— BEGIN Data for the task —
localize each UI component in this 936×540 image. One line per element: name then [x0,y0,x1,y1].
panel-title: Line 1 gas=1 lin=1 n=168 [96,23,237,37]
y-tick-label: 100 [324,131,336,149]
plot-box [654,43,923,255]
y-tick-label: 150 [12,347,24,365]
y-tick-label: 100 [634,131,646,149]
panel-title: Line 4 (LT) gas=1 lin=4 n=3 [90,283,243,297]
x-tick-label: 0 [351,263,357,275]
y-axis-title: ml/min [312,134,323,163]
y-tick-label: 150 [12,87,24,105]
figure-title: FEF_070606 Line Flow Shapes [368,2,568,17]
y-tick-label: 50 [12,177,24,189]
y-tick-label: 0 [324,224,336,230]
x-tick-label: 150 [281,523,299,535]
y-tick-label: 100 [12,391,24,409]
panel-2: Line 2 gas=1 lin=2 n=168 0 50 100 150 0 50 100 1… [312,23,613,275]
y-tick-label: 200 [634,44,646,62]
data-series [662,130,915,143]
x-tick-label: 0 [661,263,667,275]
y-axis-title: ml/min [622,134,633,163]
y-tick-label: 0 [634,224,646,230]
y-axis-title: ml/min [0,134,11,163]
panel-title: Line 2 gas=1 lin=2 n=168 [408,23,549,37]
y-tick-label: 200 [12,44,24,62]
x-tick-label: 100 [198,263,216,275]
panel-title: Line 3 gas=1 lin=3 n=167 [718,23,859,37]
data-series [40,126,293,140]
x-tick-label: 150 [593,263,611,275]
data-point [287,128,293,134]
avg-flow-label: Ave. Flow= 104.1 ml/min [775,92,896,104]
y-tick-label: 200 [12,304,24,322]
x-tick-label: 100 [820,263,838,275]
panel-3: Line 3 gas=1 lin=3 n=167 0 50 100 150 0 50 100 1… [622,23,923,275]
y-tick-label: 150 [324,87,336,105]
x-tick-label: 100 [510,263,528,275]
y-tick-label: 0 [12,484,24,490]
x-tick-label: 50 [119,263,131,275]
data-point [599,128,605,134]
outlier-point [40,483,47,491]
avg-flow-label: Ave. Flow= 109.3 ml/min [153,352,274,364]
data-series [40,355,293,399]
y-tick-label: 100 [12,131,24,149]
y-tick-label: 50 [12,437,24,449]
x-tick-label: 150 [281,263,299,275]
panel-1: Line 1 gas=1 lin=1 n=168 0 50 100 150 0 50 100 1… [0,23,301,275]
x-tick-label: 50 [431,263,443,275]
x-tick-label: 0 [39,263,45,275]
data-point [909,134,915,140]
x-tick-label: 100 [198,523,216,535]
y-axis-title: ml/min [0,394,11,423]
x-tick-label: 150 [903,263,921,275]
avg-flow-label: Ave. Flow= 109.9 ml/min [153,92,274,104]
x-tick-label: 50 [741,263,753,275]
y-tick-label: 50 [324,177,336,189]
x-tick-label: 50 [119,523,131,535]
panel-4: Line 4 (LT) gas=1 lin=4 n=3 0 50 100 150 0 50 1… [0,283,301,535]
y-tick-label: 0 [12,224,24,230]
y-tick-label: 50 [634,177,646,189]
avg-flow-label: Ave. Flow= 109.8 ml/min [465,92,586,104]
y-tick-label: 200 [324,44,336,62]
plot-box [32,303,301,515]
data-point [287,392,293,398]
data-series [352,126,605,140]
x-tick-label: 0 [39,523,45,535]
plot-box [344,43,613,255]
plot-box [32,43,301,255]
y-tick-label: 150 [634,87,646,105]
— END Data for the task —
• _Exercise brief_: Reproduce all of the records above verbatim, line for line.

• _Response for this exercise_:
localize each UI component in this 936×540 image. One line per element: name then [x0,y0,x1,y1].
panel-title: Line 1 gas=1 lin=1 n=168 [96,23,237,37]
y-tick-label: 100 [324,131,336,149]
plot-box [654,43,923,255]
y-tick-label: 150 [12,347,24,365]
y-tick-label: 100 [634,131,646,149]
panel-title: Line 4 (LT) gas=1 lin=4 n=3 [90,283,243,297]
x-tick-label: 0 [351,263,357,275]
y-axis-title: ml/min [312,134,323,163]
y-tick-label: 150 [12,87,24,105]
figure-title: FEF_070606 Line Flow Shapes [368,2,568,17]
y-tick-label: 50 [12,177,24,189]
y-tick-label: 0 [324,224,336,230]
x-tick-label: 150 [281,523,299,535]
y-tick-label: 100 [12,391,24,409]
panel-2: Line 2 gas=1 lin=2 n=168 0 50 100 150 0 50 100 1… [312,23,613,275]
y-tick-label: 200 [634,44,646,62]
data-series [662,130,915,143]
x-tick-label: 0 [661,263,667,275]
y-axis-title: ml/min [622,134,633,163]
y-tick-label: 0 [634,224,646,230]
y-axis-title: ml/min [0,134,11,163]
panel-title: Line 2 gas=1 lin=2 n=168 [408,23,549,37]
y-tick-label: 200 [12,44,24,62]
x-tick-label: 100 [198,263,216,275]
panel-title: Line 3 gas=1 lin=3 n=167 [718,23,859,37]
data-series [40,126,293,140]
x-tick-label: 150 [593,263,611,275]
data-point [287,128,293,134]
avg-flow-label: Ave. Flow= 104.1 ml/min [775,92,896,104]
y-tick-label: 200 [12,304,24,322]
x-tick-label: 100 [820,263,838,275]
panel-3: Line 3 gas=1 lin=3 n=167 0 50 100 150 0 50 100 1… [622,23,923,275]
y-tick-label: 150 [324,87,336,105]
x-tick-label: 100 [510,263,528,275]
y-tick-label: 0 [12,484,24,490]
x-tick-label: 50 [119,263,131,275]
data-point [599,128,605,134]
outlier-point [40,483,47,491]
avg-flow-label: Ave. Flow= 109.3 ml/min [153,352,274,364]
data-series [40,355,293,399]
y-tick-label: 100 [12,131,24,149]
y-tick-label: 50 [12,437,24,449]
x-tick-label: 150 [281,263,299,275]
panel-1: Line 1 gas=1 lin=1 n=168 0 50 100 150 0 50 100 1… [0,23,301,275]
x-tick-label: 50 [431,263,443,275]
x-tick-label: 0 [39,263,45,275]
data-point [909,134,915,140]
x-tick-label: 100 [198,523,216,535]
y-axis-title: ml/min [0,394,11,423]
x-tick-label: 150 [903,263,921,275]
avg-flow-label: Ave. Flow= 109.9 ml/min [153,92,274,104]
x-tick-label: 50 [741,263,753,275]
y-tick-label: 50 [324,177,336,189]
x-tick-label: 50 [119,523,131,535]
panel-4: Line 4 (LT) gas=1 lin=4 n=3 0 50 100 150 0 50 1… [0,283,301,535]
y-tick-label: 0 [12,224,24,230]
y-tick-label: 50 [634,177,646,189]
avg-flow-label: Ave. Flow= 109.8 ml/min [465,92,586,104]
y-tick-label: 200 [324,44,336,62]
plot-box [32,303,301,515]
data-point [287,392,293,398]
data-series [352,126,605,140]
x-tick-label: 0 [39,523,45,535]
plot-box [344,43,613,255]
plot-box [32,43,301,255]
y-tick-label: 150 [634,87,646,105]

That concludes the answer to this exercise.